Restate the whole listing exactly.
---------- TASK MATERIAL ----------
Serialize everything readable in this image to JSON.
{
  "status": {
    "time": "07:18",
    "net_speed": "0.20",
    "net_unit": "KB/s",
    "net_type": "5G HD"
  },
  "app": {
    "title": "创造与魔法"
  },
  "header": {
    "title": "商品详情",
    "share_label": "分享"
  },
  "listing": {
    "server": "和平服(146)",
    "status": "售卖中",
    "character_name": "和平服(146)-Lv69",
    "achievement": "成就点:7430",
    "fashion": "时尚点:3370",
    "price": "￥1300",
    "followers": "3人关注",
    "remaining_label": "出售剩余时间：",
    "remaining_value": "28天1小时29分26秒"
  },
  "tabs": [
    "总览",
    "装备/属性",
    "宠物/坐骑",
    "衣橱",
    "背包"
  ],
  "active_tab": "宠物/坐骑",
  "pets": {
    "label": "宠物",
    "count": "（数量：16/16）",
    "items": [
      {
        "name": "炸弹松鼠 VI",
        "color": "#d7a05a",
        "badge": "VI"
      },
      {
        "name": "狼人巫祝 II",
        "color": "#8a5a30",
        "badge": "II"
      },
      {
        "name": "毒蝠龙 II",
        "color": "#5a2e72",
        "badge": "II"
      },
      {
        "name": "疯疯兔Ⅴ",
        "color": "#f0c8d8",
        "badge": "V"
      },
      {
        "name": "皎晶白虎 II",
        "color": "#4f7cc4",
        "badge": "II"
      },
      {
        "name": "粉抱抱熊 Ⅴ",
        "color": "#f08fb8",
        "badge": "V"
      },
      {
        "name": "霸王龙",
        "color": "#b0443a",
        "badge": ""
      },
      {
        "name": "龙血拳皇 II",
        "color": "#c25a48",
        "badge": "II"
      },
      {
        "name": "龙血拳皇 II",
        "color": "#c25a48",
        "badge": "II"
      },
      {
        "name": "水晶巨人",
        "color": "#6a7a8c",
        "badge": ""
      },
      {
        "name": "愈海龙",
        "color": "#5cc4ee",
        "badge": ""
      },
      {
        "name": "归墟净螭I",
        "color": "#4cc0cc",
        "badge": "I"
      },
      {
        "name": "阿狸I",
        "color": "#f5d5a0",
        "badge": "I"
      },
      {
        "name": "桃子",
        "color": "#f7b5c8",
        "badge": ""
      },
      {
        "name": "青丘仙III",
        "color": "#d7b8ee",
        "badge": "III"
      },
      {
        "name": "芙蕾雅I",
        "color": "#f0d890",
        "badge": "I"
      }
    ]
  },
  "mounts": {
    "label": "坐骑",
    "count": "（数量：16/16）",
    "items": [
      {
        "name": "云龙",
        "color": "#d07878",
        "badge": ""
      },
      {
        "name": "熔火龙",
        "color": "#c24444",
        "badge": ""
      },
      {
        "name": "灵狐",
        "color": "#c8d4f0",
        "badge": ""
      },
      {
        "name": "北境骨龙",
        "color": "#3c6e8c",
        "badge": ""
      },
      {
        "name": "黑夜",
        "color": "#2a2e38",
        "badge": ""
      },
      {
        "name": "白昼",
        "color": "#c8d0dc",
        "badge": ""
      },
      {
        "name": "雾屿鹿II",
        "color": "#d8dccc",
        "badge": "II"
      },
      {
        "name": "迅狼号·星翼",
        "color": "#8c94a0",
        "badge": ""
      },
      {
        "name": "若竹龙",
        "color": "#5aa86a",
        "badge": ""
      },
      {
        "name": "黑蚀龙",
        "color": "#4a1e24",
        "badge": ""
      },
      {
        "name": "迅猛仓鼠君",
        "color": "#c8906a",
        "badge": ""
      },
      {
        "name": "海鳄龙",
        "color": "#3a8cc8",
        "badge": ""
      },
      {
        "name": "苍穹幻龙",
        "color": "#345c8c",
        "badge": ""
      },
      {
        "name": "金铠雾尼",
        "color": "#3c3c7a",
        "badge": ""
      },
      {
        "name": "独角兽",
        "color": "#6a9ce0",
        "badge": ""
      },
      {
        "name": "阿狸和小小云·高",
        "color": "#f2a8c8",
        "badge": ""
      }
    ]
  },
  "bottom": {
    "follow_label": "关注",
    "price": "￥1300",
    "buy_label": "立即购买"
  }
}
----------
**THE RESPONSE:**
Serialize everything readable in this image to JSON.
{
  "status": {
    "time": "07:18",
    "net_speed": "0.20",
    "net_unit": "KB/s",
    "net_type": "5G HD"
  },
  "app": {
    "title": "创造与魔法"
  },
  "header": {
    "title": "商品详情",
    "share_label": "分享"
  },
  "listing": {
    "server": "和平服(146)",
    "status": "售卖中",
    "character_name": "和平服(146)-Lv69",
    "achievement": "成就点:7430",
    "fashion": "时尚点:3370",
    "price": "￥1300",
    "followers": "3人关注",
    "remaining_label": "出售剩余时间：",
    "remaining_value": "28天1小时29分26秒"
  },
  "tabs": [
    "总览",
    "装备/属性",
    "宠物/坐骑",
    "衣橱",
    "背包"
  ],
  "active_tab": "宠物/坐骑",
  "pets": {
    "label": "宠物",
    "count": "（数量：16/16）",
    "items": [
      {
        "name": "炸弹松鼠 VI",
        "color": "#d7a05a",
        "badge": "VI"
      },
      {
        "name": "狼人巫祝 II",
        "color": "#8a5a30",
        "badge": "II"
      },
      {
        "name": "毒蝠龙 II",
        "color": "#5a2e72",
        "badge": "II"
      },
      {
        "name": "疯疯兔Ⅴ",
        "color": "#f0c8d8",
        "badge": "V"
      },
      {
        "name": "皎晶白虎 II",
        "color": "#4f7cc4",
        "badge": "II"
      },
      {
        "name": "粉抱抱熊 Ⅴ",
        "color": "#f08fb8",
        "badge": "V"
      },
      {
        "name": "霸王龙",
        "color": "#b0443a",
        "badge": ""
      },
      {
        "name": "龙血拳皇 II",
        "color": "#c25a48",
        "badge": "II"
      },
      {
        "name": "龙血拳皇 II",
        "color": "#c25a48",
        "badge": "II"
      },
      {
        "name": "水晶巨人",
        "color": "#6a7a8c",
        "badge": ""
      },
      {
        "name": "愈海龙",
        "color": "#5cc4ee",
        "badge": ""
      },
      {
        "name": "归墟净螭I",
        "color": "#4cc0cc",
        "badge": "I"
      },
      {
        "name": "阿狸I",
        "color": "#f5d5a0",
        "badge": "I"
      },
      {
        "name": "桃子",
        "color": "#f7b5c8",
        "badge": ""
      },
      {
        "name": "青丘仙III",
        "color": "#d7b8ee",
        "badge": "III"
      },
      {
        "name": "芙蕾雅I",
        "color": "#f0d890",
        "badge": "I"
      }
    ]
  },
  "mounts": {
    "label": "坐骑",
    "count": "（数量：16/16）",
    "items": [
      {
        "name": "云龙",
        "color": "#d07878",
        "badge": ""
      },
      {
        "name": "熔火龙",
        "color": "#c24444",
        "badge": ""
      },
      {
        "name": "灵狐",
        "color": "#c8d4f0",
        "badge": ""
      },
      {
        "name": "北境骨龙",
        "color": "#3c6e8c",
        "badge": ""
      },
      {
        "name": "黑夜",
        "color": "#2a2e38",
        "badge": ""
      },
      {
        "name": "白昼",
        "color": "#c8d0dc",
        "badge": ""
      },
      {
        "name": "雾屿鹿II",
        "color": "#d8dccc",
        "badge": "II"
      },
      {
        "name": "迅狼号·星翼",
        "color": "#8c94a0",
        "badge": ""
      },
      {
        "name": "若竹龙",
        "color": "#5aa86a",
        "badge": ""
      },
      {
        "name": "黑蚀龙",
        "color": "#4a1e24",
        "badge": ""
      },
      {
        "name": "迅猛仓鼠君",
        "color": "#c8906a",
        "badge": ""
      },
      {
        "name": "海鳄龙",
        "color": "#3a8cc8",
        "badge": ""
      },
      {
        "name": "苍穹幻龙",
        "color": "#345c8c",
        "badge": ""
      },
      {
        "name": "金铠雾尼",
        "color": "#3c3c7a",
        "badge": ""
      },
      {
        "name": "独角兽",
        "color": "#6a9ce0",
        "badge": ""
      },
      {
        "name": "阿狸和小小云·高",
        "color": "#f2a8c8",
        "badge": ""
      }
    ]
  },
  "bottom": {
    "follow_label": "关注",
    "price": "￥1300",
    "buy_label": "立即购买"
  }
}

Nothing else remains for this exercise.